[Supplied records]
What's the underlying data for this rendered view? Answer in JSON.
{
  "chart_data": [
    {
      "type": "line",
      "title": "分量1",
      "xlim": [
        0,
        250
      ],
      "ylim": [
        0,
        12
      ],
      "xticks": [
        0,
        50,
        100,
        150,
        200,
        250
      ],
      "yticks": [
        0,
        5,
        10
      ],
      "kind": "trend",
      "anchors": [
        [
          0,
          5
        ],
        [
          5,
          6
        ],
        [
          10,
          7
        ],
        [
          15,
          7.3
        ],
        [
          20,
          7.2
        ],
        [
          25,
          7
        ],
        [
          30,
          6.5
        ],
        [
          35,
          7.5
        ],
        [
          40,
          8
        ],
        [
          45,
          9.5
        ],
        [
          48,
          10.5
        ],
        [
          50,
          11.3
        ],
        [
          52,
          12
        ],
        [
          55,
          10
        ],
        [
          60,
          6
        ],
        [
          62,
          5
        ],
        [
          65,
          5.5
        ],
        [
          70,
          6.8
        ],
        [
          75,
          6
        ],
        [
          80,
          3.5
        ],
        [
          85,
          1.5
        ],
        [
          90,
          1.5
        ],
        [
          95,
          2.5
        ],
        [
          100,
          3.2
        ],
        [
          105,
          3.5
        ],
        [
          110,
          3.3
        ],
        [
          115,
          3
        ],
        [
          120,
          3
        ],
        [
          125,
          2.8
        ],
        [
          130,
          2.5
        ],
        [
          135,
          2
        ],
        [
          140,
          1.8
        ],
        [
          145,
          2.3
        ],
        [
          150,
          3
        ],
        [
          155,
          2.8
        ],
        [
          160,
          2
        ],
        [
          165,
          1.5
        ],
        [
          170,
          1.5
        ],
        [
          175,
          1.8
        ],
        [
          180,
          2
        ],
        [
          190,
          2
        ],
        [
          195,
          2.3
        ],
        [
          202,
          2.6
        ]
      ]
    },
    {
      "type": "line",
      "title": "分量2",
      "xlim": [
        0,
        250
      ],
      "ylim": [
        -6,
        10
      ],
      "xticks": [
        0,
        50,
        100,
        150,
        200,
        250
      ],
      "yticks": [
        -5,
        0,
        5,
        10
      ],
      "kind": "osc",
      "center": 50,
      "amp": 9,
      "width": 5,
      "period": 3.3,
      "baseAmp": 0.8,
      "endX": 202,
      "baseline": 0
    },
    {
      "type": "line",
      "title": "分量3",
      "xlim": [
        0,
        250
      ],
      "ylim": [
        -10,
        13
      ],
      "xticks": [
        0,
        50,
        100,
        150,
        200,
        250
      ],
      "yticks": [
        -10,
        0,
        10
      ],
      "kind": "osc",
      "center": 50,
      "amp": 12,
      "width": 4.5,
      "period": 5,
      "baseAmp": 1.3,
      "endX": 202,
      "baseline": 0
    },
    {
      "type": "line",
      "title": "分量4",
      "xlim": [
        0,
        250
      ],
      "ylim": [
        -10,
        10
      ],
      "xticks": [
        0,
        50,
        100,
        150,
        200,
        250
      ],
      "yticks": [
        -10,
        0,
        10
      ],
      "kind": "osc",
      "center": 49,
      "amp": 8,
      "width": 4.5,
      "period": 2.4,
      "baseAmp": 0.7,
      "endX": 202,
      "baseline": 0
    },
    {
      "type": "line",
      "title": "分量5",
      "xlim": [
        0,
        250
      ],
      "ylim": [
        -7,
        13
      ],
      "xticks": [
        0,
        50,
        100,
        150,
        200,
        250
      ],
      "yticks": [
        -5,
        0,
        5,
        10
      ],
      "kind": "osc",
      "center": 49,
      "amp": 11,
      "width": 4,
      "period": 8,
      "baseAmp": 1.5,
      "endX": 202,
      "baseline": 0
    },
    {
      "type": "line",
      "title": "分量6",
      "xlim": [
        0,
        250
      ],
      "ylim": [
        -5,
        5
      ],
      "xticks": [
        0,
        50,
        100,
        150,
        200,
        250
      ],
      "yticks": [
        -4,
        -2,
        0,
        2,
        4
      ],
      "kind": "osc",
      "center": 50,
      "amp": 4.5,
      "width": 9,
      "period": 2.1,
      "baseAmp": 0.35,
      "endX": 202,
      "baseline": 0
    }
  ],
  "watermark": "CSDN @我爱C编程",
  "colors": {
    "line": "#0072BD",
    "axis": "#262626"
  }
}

[Exercise brief] Each entry above is to be set down again in exactly the same words.

[Response to the task]
What's the underlying data for this rendered view? Answer in JSON.
{
  "chart_data": [
    {
      "type": "line",
      "title": "分量1",
      "xlim": [
        0,
        250
      ],
      "ylim": [
        0,
        12
      ],
      "xticks": [
        0,
        50,
        100,
        150,
        200,
        250
      ],
      "yticks": [
        0,
        5,
        10
      ],
      "kind": "trend",
      "anchors": [
        [
          0,
          5
        ],
        [
          5,
          6
        ],
        [
          10,
          7
        ],
        [
          15,
          7.3
        ],
        [
          20,
          7.2
        ],
        [
          25,
          7
        ],
        [
          30,
          6.5
        ],
        [
          35,
          7.5
        ],
        [
          40,
          8
        ],
        [
          45,
          9.5
        ],
        [
          48,
          10.5
        ],
        [
          50,
          11.3
        ],
        [
          52,
          12
        ],
        [
          55,
          10
        ],
        [
          60,
          6
        ],
        [
          62,
          5
        ],
        [
          65,
          5.5
        ],
        [
          70,
          6.8
        ],
        [
          75,
          6
        ],
        [
          80,
          3.5
        ],
        [
          85,
          1.5
        ],
        [
          90,
          1.5
        ],
        [
          95,
          2.5
        ],
        [
          100,
          3.2
        ],
        [
          105,
          3.5
        ],
        [
          110,
          3.3
        ],
        [
          115,
          3
        ],
        [
          120,
          3
        ],
        [
          125,
          2.8
        ],
        [
          130,
          2.5
        ],
        [
          135,
          2
        ],
        [
          140,
          1.8
        ],
        [
          145,
          2.3
        ],
        [
          150,
          3
        ],
        [
          155,
          2.8
        ],
        [
          160,
          2
        ],
        [
          165,
          1.5
        ],
        [
          170,
          1.5
        ],
        [
          175,
          1.8
        ],
        [
          180,
          2
        ],
        [
          190,
          2
        ],
        [
          195,
          2.3
        ],
        [
          202,
          2.6
        ]
      ]
    },
    {
      "type": "line",
      "title": "分量2",
      "xlim": [
        0,
        250
      ],
      "ylim": [
        -6,
        10
      ],
      "xticks": [
        0,
        50,
        100,
        150,
        200,
        250
      ],
      "yticks": [
        -5,
        0,
        5,
        10
      ],
      "kind": "osc",
      "center": 50,
      "amp": 9,
      "width": 5,
      "period": 3.3,
      "baseAmp": 0.8,
      "endX": 202,
      "baseline": 0
    },
    {
      "type": "line",
      "title": "分量3",
      "xlim": [
        0,
        250
      ],
      "ylim": [
        -10,
        13
      ],
      "xticks": [
        0,
        50,
        100,
        150,
        200,
        250
      ],
      "yticks": [
        -10,
        0,
        10
      ],
      "kind": "osc",
      "center": 50,
      "amp": 12,
      "width": 4.5,
      "period": 5,
      "baseAmp": 1.3,
      "endX": 202,
      "baseline": 0
    },
    {
      "type": "line",
      "title": "分量4",
      "xlim": [
        0,
        250
      ],
      "ylim": [
        -10,
        10
      ],
      "xticks": [
        0,
        50,
        100,
        150,
        200,
        250
      ],
      "yticks": [
        -10,
        0,
        10
      ],
      "kind": "osc",
      "center": 49,
      "amp": 8,
      "width": 4.5,
      "period": 2.4,
      "baseAmp": 0.7,
      "endX": 202,
      "baseline": 0
    },
    {
      "type": "line",
      "title": "分量5",
      "xlim": [
        0,
        250
      ],
      "ylim": [
        -7,
        13
      ],
      "xticks": [
        0,
        50,
        100,
        150,
        200,
        250
      ],
      "yticks": [
        -5,
        0,
        5,
        10
      ],
      "kind": "osc",
      "center": 49,
      "amp": 11,
      "width": 4,
      "period": 8,
      "baseAmp": 1.5,
      "endX": 202,
      "baseline": 0
    },
    {
      "type": "line",
      "title": "分量6",
      "xlim": [
        0,
        250
      ],
      "ylim": [
        -5,
        5
      ],
      "xticks": [
        0,
        50,
        100,
        150,
        200,
        250
      ],
      "yticks": [
        -4,
        -2,
        0,
        2,
        4
      ],
      "kind": "osc",
      "center": 50,
      "amp": 4.5,
      "width": 9,
      "period": 2.1,
      "baseAmp": 0.35,
      "endX": 202,
      "baseline": 0
    }
  ],
  "watermark": "CSDN @我爱C编程",
  "colors": {
    "line": "#0072BD",
    "axis": "#262626"
  }
}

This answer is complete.